++++ GIVEN ENTRIES ++++
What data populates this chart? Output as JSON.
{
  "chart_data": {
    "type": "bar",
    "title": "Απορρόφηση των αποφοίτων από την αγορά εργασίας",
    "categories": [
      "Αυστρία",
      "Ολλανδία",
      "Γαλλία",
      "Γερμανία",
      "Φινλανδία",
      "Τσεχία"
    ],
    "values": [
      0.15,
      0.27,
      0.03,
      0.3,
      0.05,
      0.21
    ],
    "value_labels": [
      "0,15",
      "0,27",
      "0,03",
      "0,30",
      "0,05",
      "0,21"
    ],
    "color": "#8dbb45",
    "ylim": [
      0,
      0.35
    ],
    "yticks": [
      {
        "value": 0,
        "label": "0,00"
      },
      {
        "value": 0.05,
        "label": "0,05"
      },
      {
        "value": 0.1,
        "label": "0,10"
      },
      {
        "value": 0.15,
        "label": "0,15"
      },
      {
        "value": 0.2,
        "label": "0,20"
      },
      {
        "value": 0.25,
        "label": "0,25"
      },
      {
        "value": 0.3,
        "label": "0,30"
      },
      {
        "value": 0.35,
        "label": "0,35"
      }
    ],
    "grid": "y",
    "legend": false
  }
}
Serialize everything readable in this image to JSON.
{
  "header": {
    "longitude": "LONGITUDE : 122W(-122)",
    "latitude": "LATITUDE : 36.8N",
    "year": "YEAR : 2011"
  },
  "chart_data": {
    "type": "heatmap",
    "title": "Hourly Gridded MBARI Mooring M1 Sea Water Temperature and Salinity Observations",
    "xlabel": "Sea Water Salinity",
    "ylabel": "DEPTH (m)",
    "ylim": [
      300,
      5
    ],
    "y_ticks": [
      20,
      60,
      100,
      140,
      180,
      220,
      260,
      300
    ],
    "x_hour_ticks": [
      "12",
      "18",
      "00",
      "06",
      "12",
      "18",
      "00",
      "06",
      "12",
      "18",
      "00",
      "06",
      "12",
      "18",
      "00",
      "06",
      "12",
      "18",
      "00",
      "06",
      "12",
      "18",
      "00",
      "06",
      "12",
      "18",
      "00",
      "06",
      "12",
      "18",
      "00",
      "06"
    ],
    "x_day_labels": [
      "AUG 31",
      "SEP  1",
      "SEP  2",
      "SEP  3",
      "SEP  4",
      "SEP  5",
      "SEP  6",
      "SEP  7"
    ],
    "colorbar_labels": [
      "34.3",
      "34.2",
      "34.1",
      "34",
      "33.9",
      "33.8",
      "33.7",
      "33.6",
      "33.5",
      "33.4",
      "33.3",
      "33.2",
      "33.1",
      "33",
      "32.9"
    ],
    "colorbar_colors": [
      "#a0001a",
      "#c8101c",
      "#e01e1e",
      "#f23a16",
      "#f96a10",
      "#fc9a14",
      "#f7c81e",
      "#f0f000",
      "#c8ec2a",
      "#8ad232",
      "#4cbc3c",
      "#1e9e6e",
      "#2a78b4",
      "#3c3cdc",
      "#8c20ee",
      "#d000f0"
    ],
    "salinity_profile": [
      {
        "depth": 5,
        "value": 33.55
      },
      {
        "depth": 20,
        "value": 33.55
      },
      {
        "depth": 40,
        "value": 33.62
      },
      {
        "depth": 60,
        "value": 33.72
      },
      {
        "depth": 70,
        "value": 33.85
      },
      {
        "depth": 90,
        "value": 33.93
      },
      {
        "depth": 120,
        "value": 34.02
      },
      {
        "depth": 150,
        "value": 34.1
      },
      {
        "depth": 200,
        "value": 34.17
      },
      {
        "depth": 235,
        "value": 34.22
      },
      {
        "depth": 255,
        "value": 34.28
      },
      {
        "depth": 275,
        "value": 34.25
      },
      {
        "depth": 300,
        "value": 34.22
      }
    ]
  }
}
++++
Gather from the entries above all lines that include the string "this".

What data populates this chart? Output as JSON.
Serialize everything readable in this image to JSON.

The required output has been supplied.